- _What you will do_:
All of the records below need to be copied exactly.

- _Data for processing_:
•••••
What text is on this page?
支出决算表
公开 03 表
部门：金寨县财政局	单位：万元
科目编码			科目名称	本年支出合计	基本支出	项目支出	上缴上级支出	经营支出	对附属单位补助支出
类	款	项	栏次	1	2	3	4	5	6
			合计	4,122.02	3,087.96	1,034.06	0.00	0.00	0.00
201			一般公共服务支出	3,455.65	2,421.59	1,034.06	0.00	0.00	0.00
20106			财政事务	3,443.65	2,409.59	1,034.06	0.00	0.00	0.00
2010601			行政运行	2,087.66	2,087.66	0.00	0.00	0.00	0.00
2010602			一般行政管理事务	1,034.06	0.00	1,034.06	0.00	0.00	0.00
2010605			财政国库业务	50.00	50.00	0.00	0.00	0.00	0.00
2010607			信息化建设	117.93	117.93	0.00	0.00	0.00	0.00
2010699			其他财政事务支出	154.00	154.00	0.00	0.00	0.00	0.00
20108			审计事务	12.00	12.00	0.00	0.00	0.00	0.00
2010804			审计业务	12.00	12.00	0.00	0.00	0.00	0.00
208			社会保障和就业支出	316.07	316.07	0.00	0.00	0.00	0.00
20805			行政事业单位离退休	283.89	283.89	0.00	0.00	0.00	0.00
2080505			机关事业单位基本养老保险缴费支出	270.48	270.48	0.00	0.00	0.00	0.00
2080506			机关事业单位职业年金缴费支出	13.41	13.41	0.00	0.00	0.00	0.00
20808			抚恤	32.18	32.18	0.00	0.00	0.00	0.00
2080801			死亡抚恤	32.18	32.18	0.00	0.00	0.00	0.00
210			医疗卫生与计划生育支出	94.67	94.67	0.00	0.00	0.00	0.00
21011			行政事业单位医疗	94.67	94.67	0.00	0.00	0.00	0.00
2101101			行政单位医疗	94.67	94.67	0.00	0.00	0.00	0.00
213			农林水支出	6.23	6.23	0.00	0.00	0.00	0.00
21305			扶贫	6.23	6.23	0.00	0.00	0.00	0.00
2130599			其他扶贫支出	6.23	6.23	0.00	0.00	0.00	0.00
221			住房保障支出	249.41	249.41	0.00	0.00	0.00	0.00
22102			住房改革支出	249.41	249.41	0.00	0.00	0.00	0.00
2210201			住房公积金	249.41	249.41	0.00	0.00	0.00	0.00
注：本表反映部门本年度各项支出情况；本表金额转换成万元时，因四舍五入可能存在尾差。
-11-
•••••
- _Solution to the problem_:
What text is on this page?
支出决算表
公开 03 表
部门：金寨县财政局	单位：万元
科目编码			科目名称	本年支出合计	基本支出	项目支出	上缴上级支出	经营支出	对附属单位补助支出
类	款	项	栏次	1	2	3	4	5	6
			合计	4,122.02	3,087.96	1,034.06	0.00	0.00	0.00
201			一般公共服务支出	3,455.65	2,421.59	1,034.06	0.00	0.00	0.00
20106			财政事务	3,443.65	2,409.59	1,034.06	0.00	0.00	0.00
2010601			行政运行	2,087.66	2,087.66	0.00	0.00	0.00	0.00
2010602			一般行政管理事务	1,034.06	0.00	1,034.06	0.00	0.00	0.00
2010605			财政国库业务	50.00	50.00	0.00	0.00	0.00	0.00
2010607			信息化建设	117.93	117.93	0.00	0.00	0.00	0.00
2010699			其他财政事务支出	154.00	154.00	0.00	0.00	0.00	0.00
20108			审计事务	12.00	12.00	0.00	0.00	0.00	0.00
2010804			审计业务	12.00	12.00	0.00	0.00	0.00	0.00
208			社会保障和就业支出	316.07	316.07	0.00	0.00	0.00	0.00
20805			行政事业单位离退休	283.89	283.89	0.00	0.00	0.00	0.00
2080505			机关事业单位基本养老保险缴费支出	270.48	270.48	0.00	0.00	0.00	0.00
2080506			机关事业单位职业年金缴费支出	13.41	13.41	0.00	0.00	0.00	0.00
20808			抚恤	32.18	32.18	0.00	0.00	0.00	0.00
2080801			死亡抚恤	32.18	32.18	0.00	0.00	0.00	0.00
210			医疗卫生与计划生育支出	94.67	94.67	0.00	0.00	0.00	0.00
21011			行政事业单位医疗	94.67	94.67	0.00	0.00	0.00	0.00
2101101			行政单位医疗	94.67	94.67	0.00	0.00	0.00	0.00
213			农林水支出	6.23	6.23	0.00	0.00	0.00	0.00
21305			扶贫	6.23	6.23	0.00	0.00	0.00	0.00
2130599			其他扶贫支出	6.23	6.23	0.00	0.00	0.00	0.00
221			住房保障支出	249.41	249.41	0.00	0.00	0.00	0.00
22102			住房改革支出	249.41	249.41	0.00	0.00	0.00	0.00
2210201			住房公积金	249.41	249.41	0.00	0.00	0.00	0.00
注：本表反映部门本年度各项支出情况；本表金额转换成万元时，因四舍五入可能存在尾差。
-11-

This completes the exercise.